Reproduce verbatim the lines of the listing below, starting with the line that contains "Patent image size: (1188, 447)." and continuing through the line that contains "The second end 62 is at (190, 266).", both of them included.

----

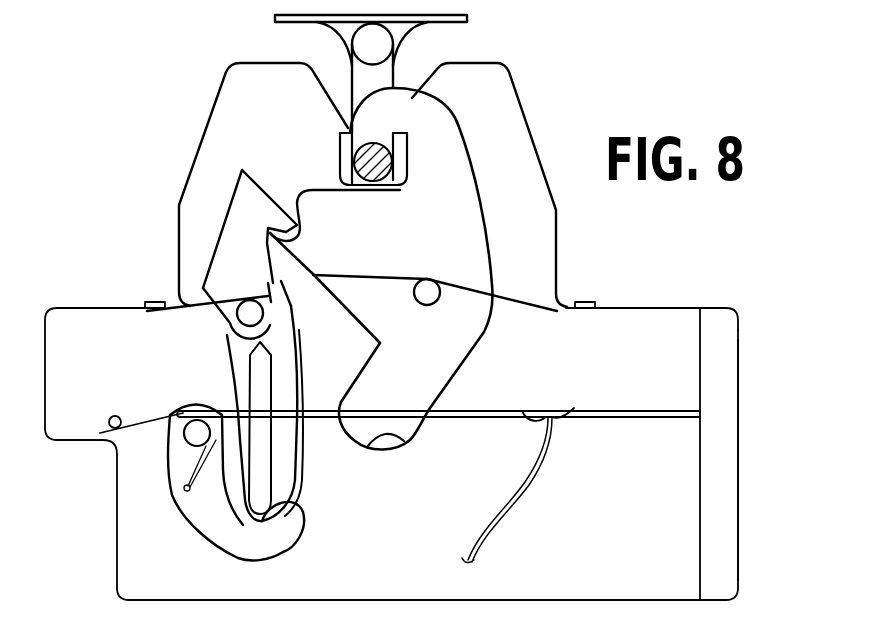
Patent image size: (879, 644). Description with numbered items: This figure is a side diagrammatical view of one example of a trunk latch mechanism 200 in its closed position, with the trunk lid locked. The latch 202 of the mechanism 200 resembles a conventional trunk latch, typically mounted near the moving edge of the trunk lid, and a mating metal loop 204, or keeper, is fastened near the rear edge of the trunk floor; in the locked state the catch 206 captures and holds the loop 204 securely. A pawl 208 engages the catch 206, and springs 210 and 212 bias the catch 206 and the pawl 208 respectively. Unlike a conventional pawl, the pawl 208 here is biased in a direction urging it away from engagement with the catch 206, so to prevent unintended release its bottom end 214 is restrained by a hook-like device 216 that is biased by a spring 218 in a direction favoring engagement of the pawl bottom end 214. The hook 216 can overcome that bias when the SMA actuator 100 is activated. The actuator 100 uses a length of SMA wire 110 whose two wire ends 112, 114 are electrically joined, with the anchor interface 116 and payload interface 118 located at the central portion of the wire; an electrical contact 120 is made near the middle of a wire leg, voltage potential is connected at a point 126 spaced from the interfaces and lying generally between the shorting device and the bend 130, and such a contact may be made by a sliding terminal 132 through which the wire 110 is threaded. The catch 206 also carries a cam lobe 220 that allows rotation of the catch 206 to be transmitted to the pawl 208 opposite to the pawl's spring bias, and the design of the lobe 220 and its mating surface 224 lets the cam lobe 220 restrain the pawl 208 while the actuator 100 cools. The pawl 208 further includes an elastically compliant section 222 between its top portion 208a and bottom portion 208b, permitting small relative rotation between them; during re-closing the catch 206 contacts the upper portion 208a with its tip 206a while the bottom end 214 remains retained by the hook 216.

The SMA actuator 100 is at (566, 368).
The SMA wire 110 is at (583, 417).
The SMA wire end 112 is at (700, 407).
The SMA wire end 114 is at (719, 319).
The anchor interface 116 is at (703, 413).
The payload interface 118 is at (148, 412).
The electrical contact 120 is at (509, 494).
The voltage connection point 126 is at (556, 410).
The bend 130 is at (168, 407).
The sliding terminal 132 is at (525, 410).
The trunk latch mechanism 200 is at (567, 100).
The latch 202 is at (562, 228).
The loop 204 is at (378, 120).
The catch 206 is at (438, 173).
The tip 206a is at (305, 237).
The pawl 208 is at (214, 257).
The top portion 208a is at (243, 160).
The bottom portion 208b is at (285, 335).
The spring 210 is at (522, 298).
The spring 212 is at (188, 303).
The bottom end 214 is at (283, 548).
The hook-like device 216 is at (162, 532).
The spring 218 is at (141, 420).
The cam lobe 220 is at (405, 442).
The elastically compliant section 222 is at (262, 474).
The mating surface 224 is at (300, 480).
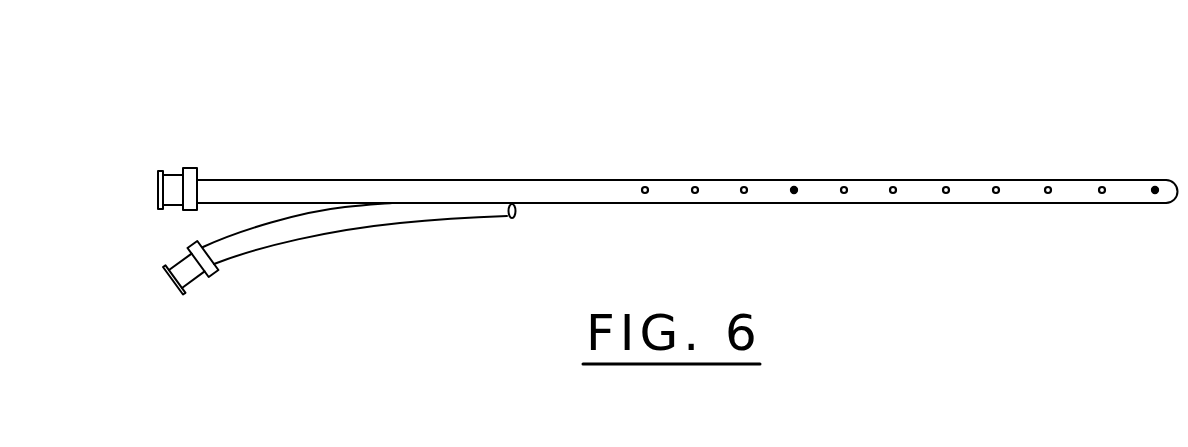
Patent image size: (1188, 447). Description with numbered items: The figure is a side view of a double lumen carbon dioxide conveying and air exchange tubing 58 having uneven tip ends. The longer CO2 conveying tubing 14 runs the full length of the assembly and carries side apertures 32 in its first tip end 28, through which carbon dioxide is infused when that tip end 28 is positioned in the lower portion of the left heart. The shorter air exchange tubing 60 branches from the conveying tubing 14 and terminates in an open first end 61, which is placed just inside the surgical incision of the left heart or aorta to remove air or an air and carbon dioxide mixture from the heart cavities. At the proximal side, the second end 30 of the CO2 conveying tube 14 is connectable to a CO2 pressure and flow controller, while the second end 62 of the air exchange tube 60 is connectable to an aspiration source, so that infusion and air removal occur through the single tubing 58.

The CO2 conveying tubing 14 is at (580, 180).
The first (tip) end 28 is at (1076, 204).
The second end 30 is at (172, 185).
The side apertures 32 is at (893, 193).
The double lumen CO2 conveying/air exchange tubing 58 is at (910, 171).
The air exchange tubing 60 is at (337, 230).
The open first end 61 is at (514, 218).
The second end 62 is at (190, 266).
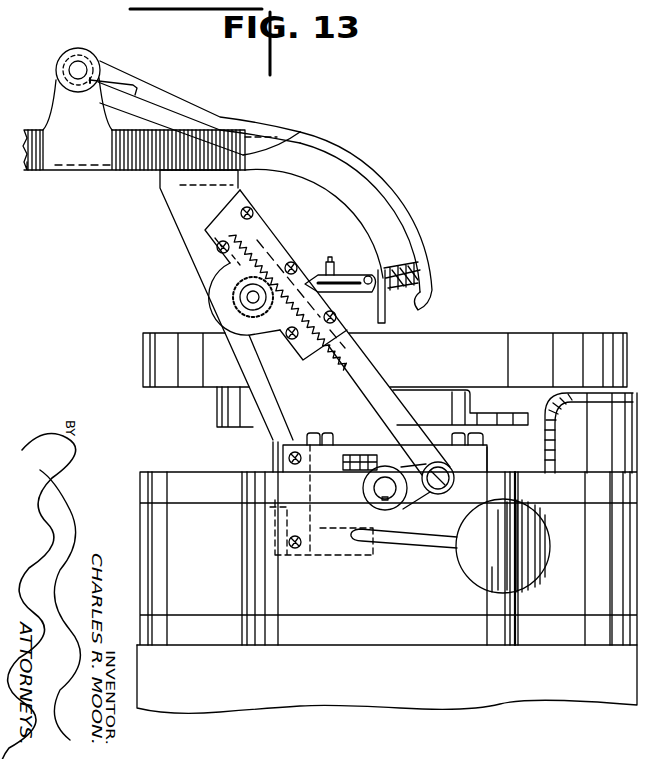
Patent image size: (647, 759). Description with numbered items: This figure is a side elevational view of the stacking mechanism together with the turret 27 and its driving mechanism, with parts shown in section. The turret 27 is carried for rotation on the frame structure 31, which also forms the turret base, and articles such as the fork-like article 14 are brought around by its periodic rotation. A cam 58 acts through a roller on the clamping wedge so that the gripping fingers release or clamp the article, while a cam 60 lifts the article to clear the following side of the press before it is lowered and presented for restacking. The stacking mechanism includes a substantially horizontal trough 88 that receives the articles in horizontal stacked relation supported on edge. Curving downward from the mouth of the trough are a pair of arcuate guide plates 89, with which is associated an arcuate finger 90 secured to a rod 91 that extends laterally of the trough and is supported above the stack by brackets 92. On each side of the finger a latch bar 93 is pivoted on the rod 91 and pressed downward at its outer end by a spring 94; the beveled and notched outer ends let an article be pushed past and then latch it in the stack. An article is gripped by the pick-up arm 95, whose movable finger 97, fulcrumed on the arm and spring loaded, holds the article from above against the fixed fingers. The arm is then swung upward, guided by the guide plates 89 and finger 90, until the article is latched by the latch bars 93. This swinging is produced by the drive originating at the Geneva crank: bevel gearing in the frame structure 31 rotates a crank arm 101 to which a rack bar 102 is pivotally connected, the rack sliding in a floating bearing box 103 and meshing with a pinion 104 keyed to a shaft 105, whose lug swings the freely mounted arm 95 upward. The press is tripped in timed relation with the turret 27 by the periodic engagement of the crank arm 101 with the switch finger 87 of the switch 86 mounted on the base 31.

The article 14 is at (143, 160).
The turret 27 is at (475, 343).
The frame structure 31 is at (195, 513).
The cam 58 is at (417, 430).
The cam 60 is at (589, 519).
The switch 86 is at (503, 546).
The switch finger 87 is at (437, 543).
The trough 88 is at (38, 172).
The arcuate guide plates 89 is at (357, 213).
The arcuate finger 90 is at (340, 147).
The rod 91 is at (77, 67).
The brackets 92 is at (62, 108).
The latch bar 93 is at (203, 110).
The springs 94 is at (130, 83).
The pick-up arm 95 is at (325, 274).
The movable finger 97 is at (353, 294).
The crank arm 101 is at (408, 497).
The rack bar 102 is at (343, 370).
The floating bearing box 103 is at (213, 226).
The pinion 104 is at (245, 291).
The shaft 105 is at (240, 301).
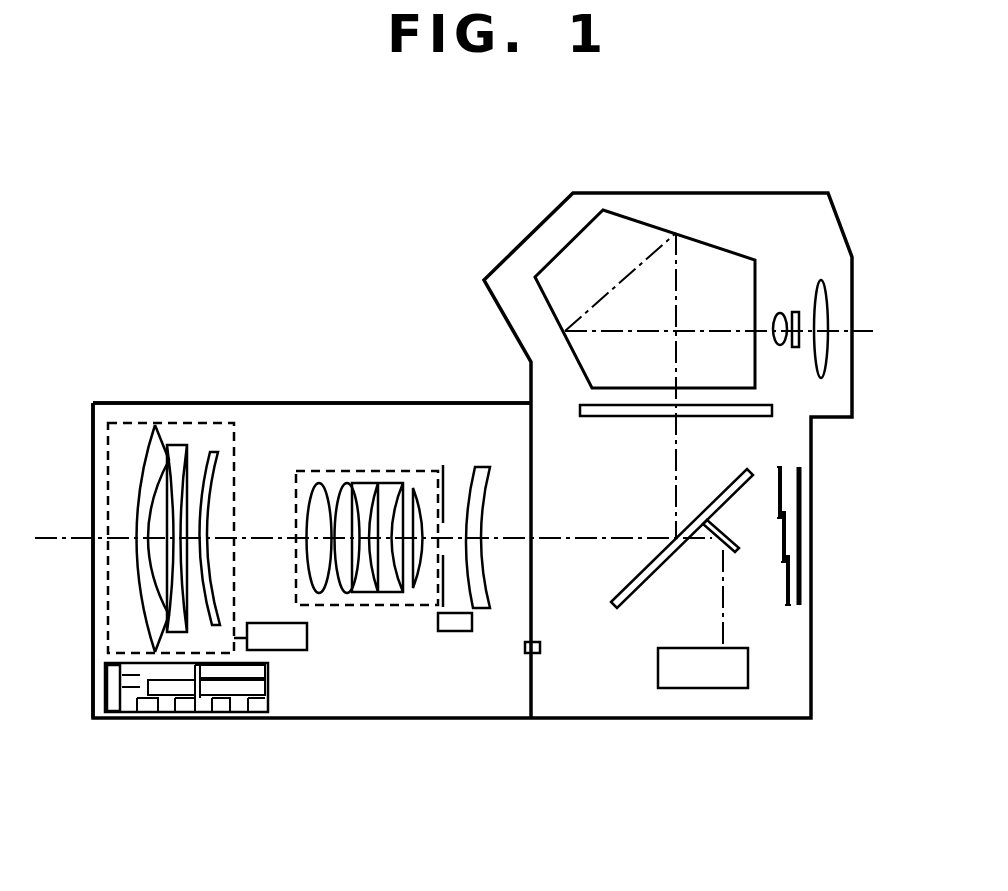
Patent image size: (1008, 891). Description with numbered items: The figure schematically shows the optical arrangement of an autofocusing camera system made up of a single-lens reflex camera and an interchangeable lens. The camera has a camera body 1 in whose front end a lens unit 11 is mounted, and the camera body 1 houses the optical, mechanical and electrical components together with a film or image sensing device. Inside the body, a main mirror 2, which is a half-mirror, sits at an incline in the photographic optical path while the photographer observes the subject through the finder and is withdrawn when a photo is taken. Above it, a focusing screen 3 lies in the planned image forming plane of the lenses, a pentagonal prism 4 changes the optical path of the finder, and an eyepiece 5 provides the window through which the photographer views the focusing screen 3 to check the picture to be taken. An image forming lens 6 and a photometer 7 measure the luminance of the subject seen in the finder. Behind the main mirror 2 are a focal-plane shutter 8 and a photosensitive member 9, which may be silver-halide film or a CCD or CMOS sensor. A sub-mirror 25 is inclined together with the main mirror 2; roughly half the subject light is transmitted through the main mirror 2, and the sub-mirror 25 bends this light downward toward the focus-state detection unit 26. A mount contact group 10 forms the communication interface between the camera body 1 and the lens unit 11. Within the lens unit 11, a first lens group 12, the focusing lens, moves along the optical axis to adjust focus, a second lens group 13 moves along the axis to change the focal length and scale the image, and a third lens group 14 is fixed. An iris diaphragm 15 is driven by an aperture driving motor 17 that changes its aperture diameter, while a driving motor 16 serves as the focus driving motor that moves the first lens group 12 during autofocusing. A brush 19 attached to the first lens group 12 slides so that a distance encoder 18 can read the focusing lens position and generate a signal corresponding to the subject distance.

----

*ANSWER FOR THIS EXERCISE*:
Patent image size: (1188, 447). Description with numbered items: The figure is a side view of a double lumen carbon dioxide conveying and air exchange tubing 58 having uneven tip ends. The longer CO2 conveying tubing 14 runs the full length of the assembly and carries side apertures 32 in its first tip end 28, through which carbon dioxide is infused when that tip end 28 is positioned in the lower portion of the left heart. The shorter air exchange tubing 60 branches from the conveying tubing 14 and terminates in an open first end 61, which is placed just inside the surgical incision of the left heart or aorta to remove air or an air and carbon dioxide mixture from the heart cavities. At the proximal side, the second end 30 of the CO2 conveying tube 14 is connectable to a CO2 pressure and flow controller, while the second end 62 of the air exchange tube 60 is connectable to an aspiration source, so that infusion and air removal occur through the single tubing 58.

The CO2 conveying tubing 14 is at (580, 180).
The first (tip) end 28 is at (1076, 204).
The second end 30 is at (172, 185).
The side apertures 32 is at (893, 193).
The double lumen CO2 conveying/air exchange tubing 58 is at (910, 171).
The air exchange tubing 60 is at (337, 230).
The open first end 61 is at (514, 218).
The second end 62 is at (190, 266).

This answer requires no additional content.